[Saved entries]
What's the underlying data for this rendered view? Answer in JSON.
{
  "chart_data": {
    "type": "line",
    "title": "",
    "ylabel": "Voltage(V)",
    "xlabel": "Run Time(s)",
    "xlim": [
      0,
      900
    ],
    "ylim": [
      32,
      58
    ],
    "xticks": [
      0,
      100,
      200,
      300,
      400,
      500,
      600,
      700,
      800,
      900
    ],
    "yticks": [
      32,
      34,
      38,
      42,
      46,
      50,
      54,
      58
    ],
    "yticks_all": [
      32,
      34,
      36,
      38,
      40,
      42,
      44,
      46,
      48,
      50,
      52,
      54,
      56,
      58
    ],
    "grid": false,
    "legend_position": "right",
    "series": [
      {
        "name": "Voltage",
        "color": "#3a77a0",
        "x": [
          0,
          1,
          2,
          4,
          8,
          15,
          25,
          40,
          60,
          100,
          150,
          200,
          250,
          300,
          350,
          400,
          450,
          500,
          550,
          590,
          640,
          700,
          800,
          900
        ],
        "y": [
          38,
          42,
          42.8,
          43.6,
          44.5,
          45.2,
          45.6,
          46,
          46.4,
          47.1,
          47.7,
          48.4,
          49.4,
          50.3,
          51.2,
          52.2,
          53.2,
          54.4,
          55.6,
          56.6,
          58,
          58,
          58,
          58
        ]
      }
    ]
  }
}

> **REQUIREMENTS**
Every record shown above must be echoed exactly.

> **RESPONSE**
What's the underlying data for this rendered view? Answer in JSON.
{
  "chart_data": {
    "type": "line",
    "title": "",
    "ylabel": "Voltage(V)",
    "xlabel": "Run Time(s)",
    "xlim": [
      0,
      900
    ],
    "ylim": [
      32,
      58
    ],
    "xticks": [
      0,
      100,
      200,
      300,
      400,
      500,
      600,
      700,
      800,
      900
    ],
    "yticks": [
      32,
      34,
      38,
      42,
      46,
      50,
      54,
      58
    ],
    "yticks_all": [
      32,
      34,
      36,
      38,
      40,
      42,
      44,
      46,
      48,
      50,
      52,
      54,
      56,
      58
    ],
    "grid": false,
    "legend_position": "right",
    "series": [
      {
        "name": "Voltage",
        "color": "#3a77a0",
        "x": [
          0,
          1,
          2,
          4,
          8,
          15,
          25,
          40,
          60,
          100,
          150,
          200,
          250,
          300,
          350,
          400,
          450,
          500,
          550,
          590,
          640,
          700,
          800,
          900
        ],
        "y": [
          38,
          42,
          42.8,
          43.6,
          44.5,
          45.2,
          45.6,
          46,
          46.4,
          47.1,
          47.7,
          48.4,
          49.4,
          50.3,
          51.2,
          52.2,
          53.2,
          54.4,
          55.6,
          56.6,
          58,
          58,
          58,
          58
        ]
      }
    ]
  }
}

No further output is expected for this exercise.